Task:
List every line below containing "name".

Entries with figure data
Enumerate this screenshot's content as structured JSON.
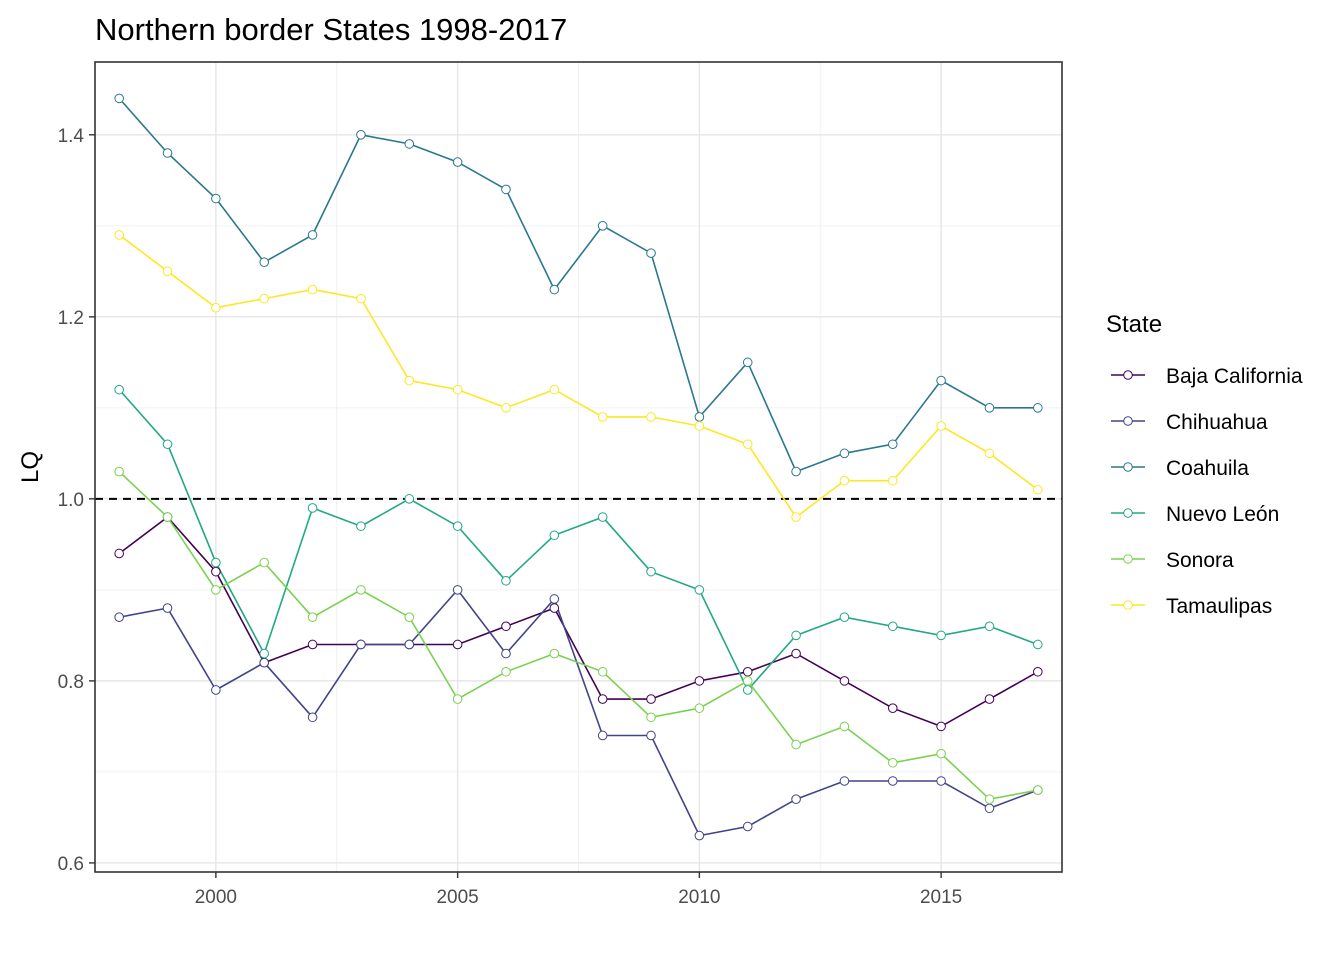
{
  "chart_data": {
    "type": "line",
    "title": "Northern border States 1998-2017",
    "xlabel": "",
    "ylabel": "LQ",
    "xlim": [
      1997.5,
      2017.5
    ],
    "ylim": [
      0.59,
      1.48
    ],
    "x_ticks": [
      2000,
      2005,
      2010,
      2015
    ],
    "y_ticks": [
      0.6,
      0.8,
      1.0,
      1.2,
      1.4
    ],
    "y_tick_labels": [
      "0.6",
      "0.8",
      "1.0",
      "1.2",
      "1.4"
    ],
    "grid": true,
    "reference_line": {
      "y": 1.0,
      "style": "dashed"
    },
    "legend": {
      "title": "State",
      "position": "right"
    },
    "x": [
      1998,
      1999,
      2000,
      2001,
      2002,
      2003,
      2004,
      2005,
      2006,
      2007,
      2008,
      2009,
      2010,
      2011,
      2012,
      2013,
      2014,
      2015,
      2016,
      2017
    ],
    "series": [
      {
        "name": "Baja California",
        "color": "#440154",
        "values": [
          0.94,
          0.98,
          0.92,
          0.82,
          0.84,
          0.84,
          0.84,
          0.84,
          0.86,
          0.88,
          0.78,
          0.78,
          0.8,
          0.81,
          0.83,
          0.8,
          0.77,
          0.75,
          0.78,
          0.81
        ]
      },
      {
        "name": "Chihuahua",
        "color": "#414487",
        "values": [
          0.87,
          0.88,
          0.79,
          0.82,
          0.76,
          0.84,
          0.84,
          0.9,
          0.83,
          0.89,
          0.74,
          0.74,
          0.63,
          0.64,
          0.67,
          0.69,
          0.69,
          0.69,
          0.66,
          0.68
        ]
      },
      {
        "name": "Coahuila",
        "color": "#2A788E",
        "values": [
          1.44,
          1.38,
          1.33,
          1.26,
          1.29,
          1.4,
          1.39,
          1.37,
          1.34,
          1.23,
          1.3,
          1.27,
          1.09,
          1.15,
          1.03,
          1.05,
          1.06,
          1.13,
          1.1,
          1.1
        ]
      },
      {
        "name": "Nuevo León",
        "color": "#22A884",
        "values": [
          1.12,
          1.06,
          0.93,
          0.83,
          0.99,
          0.97,
          1.0,
          0.97,
          0.91,
          0.96,
          0.98,
          0.92,
          0.9,
          0.79,
          0.85,
          0.87,
          0.86,
          0.85,
          0.86,
          0.84
        ]
      },
      {
        "name": "Sonora",
        "color": "#7AD151",
        "values": [
          1.03,
          0.98,
          0.9,
          0.93,
          0.87,
          0.9,
          0.87,
          0.78,
          0.81,
          0.83,
          0.81,
          0.76,
          0.77,
          0.8,
          0.73,
          0.75,
          0.71,
          0.72,
          0.67,
          0.68
        ]
      },
      {
        "name": "Tamaulipas",
        "color": "#FDE725",
        "values": [
          1.29,
          1.25,
          1.21,
          1.22,
          1.23,
          1.22,
          1.13,
          1.12,
          1.1,
          1.12,
          1.09,
          1.09,
          1.08,
          1.06,
          0.98,
          1.02,
          1.02,
          1.08,
          1.05,
          1.01
        ]
      }
    ]
  }
}
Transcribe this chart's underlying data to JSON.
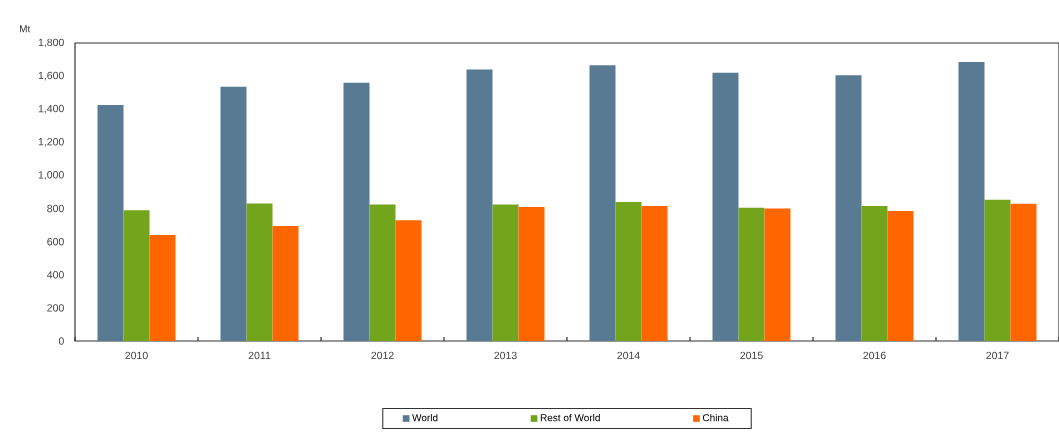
{
  "chart_data": {
    "type": "bar",
    "ylabel": "Mt",
    "categories": [
      "2010",
      "2011",
      "2012",
      "2013",
      "2014",
      "2015",
      "2016",
      "2017"
    ],
    "series": [
      {
        "name": "World",
        "color": "#587a93",
        "values": [
          1425,
          1535,
          1560,
          1640,
          1665,
          1620,
          1605,
          1685
        ]
      },
      {
        "name": "Rest of World",
        "color": "#72a51c",
        "values": [
          790,
          830,
          825,
          825,
          840,
          805,
          815,
          855
        ]
      },
      {
        "name": "China",
        "color": "#ff6600",
        "values": [
          640,
          695,
          730,
          810,
          815,
          800,
          785,
          830
        ]
      }
    ],
    "ylim": [
      0,
      1800
    ],
    "yticks": [
      {
        "value": 0,
        "label": "0"
      },
      {
        "value": 200,
        "label": "200"
      },
      {
        "value": 400,
        "label": "400"
      },
      {
        "value": 600,
        "label": "600"
      },
      {
        "value": 800,
        "label": "800"
      },
      {
        "value": 1000,
        "label": "1,000"
      },
      {
        "value": 1200,
        "label": "1,200"
      },
      {
        "value": 1400,
        "label": "1,400"
      },
      {
        "value": 1600,
        "label": "1,600"
      },
      {
        "value": 1800,
        "label": "1,800"
      }
    ],
    "legend": "bottom",
    "grid": false
  }
}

Solution:
        "name": "Baja California",
        "name": "Chihuahua",
        "name": "Coahuila",
        "name": "Nuevo León",
        "name": "Sonora",
        "name": "Tamaulipas",
        "name": "World",
        "name": "Rest of World",
        "name": "China",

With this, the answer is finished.